Stated exercise | Search the data below for the string "name". Extract every line that contains it.

• • • •

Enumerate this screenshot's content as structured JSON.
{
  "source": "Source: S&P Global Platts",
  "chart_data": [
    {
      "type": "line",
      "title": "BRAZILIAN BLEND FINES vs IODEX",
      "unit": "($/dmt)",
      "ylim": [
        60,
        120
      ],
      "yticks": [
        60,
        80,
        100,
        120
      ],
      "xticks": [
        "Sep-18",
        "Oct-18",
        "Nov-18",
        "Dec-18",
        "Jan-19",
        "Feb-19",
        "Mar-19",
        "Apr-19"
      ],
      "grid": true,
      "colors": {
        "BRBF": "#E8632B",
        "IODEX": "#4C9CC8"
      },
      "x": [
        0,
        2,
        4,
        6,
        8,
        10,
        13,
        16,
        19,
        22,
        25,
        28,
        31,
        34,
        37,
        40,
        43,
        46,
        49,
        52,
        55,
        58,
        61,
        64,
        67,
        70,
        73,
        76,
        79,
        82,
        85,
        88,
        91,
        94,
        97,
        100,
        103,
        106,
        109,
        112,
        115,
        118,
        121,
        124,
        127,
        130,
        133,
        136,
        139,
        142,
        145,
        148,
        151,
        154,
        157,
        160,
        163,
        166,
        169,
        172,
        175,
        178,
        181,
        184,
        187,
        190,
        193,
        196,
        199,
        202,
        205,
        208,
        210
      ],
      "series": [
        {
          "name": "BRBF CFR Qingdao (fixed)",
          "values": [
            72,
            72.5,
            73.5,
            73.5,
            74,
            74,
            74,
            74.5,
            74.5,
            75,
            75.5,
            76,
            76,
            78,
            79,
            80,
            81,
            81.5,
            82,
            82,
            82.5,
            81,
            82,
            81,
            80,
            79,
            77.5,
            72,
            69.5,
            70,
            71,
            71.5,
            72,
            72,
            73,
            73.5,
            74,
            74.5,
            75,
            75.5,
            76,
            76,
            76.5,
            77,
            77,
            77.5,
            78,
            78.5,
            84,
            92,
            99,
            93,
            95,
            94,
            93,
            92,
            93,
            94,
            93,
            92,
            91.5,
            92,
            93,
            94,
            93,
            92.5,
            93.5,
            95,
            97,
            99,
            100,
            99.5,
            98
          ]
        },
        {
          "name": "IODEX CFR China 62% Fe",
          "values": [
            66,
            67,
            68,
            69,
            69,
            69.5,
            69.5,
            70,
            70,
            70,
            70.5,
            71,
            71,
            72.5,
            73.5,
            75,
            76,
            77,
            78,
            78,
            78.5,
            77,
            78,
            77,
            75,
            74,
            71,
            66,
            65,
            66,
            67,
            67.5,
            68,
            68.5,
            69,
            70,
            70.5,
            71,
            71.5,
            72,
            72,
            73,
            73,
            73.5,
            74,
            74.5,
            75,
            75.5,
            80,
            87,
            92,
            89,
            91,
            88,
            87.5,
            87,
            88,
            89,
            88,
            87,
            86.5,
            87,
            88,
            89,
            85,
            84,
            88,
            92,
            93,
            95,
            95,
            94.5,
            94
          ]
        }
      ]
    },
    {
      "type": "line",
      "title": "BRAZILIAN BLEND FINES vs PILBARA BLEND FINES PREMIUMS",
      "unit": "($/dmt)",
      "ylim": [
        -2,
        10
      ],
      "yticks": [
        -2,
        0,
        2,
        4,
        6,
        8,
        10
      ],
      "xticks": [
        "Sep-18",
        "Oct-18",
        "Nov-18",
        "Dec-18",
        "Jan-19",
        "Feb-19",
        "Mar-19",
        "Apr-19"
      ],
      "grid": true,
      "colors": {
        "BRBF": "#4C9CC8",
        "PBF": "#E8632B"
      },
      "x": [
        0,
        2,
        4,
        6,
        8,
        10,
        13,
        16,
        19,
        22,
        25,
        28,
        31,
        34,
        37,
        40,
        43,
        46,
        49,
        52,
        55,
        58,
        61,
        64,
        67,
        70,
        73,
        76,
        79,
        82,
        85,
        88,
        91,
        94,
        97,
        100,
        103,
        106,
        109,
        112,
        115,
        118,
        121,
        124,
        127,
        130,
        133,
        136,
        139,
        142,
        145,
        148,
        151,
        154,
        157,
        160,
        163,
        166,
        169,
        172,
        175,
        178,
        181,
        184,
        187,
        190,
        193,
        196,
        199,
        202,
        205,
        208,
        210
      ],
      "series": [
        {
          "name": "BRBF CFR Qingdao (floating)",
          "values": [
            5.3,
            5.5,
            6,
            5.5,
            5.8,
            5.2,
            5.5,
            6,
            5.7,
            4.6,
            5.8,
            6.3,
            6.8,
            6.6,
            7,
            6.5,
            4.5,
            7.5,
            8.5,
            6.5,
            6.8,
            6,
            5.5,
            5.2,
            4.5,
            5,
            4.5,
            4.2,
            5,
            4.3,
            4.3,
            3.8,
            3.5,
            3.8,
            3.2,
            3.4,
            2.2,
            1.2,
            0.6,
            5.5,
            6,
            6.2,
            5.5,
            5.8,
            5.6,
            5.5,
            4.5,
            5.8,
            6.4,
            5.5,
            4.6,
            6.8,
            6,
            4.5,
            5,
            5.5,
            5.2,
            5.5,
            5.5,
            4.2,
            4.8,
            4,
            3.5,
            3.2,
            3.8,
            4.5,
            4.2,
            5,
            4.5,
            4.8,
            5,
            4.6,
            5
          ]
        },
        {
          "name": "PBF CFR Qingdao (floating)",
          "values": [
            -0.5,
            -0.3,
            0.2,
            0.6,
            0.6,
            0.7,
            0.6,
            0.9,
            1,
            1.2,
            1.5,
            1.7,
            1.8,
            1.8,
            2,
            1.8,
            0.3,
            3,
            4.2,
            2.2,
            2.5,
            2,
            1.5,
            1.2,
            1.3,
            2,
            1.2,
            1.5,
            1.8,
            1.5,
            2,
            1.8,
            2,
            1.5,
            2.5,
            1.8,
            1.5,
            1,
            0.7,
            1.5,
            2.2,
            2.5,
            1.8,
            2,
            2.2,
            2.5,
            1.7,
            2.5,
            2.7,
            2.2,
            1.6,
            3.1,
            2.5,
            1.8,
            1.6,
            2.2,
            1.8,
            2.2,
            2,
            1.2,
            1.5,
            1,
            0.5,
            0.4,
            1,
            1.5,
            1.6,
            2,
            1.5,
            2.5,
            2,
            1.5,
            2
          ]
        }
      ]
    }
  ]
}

• • • •

Answer below |
          "name": "BRBF CFR Qingdao (fixed)",
          "name": "IODEX CFR China 62% Fe",
          "name": "BRBF CFR Qingdao (floating)",
          "name": "PBF CFR Qingdao (floating)",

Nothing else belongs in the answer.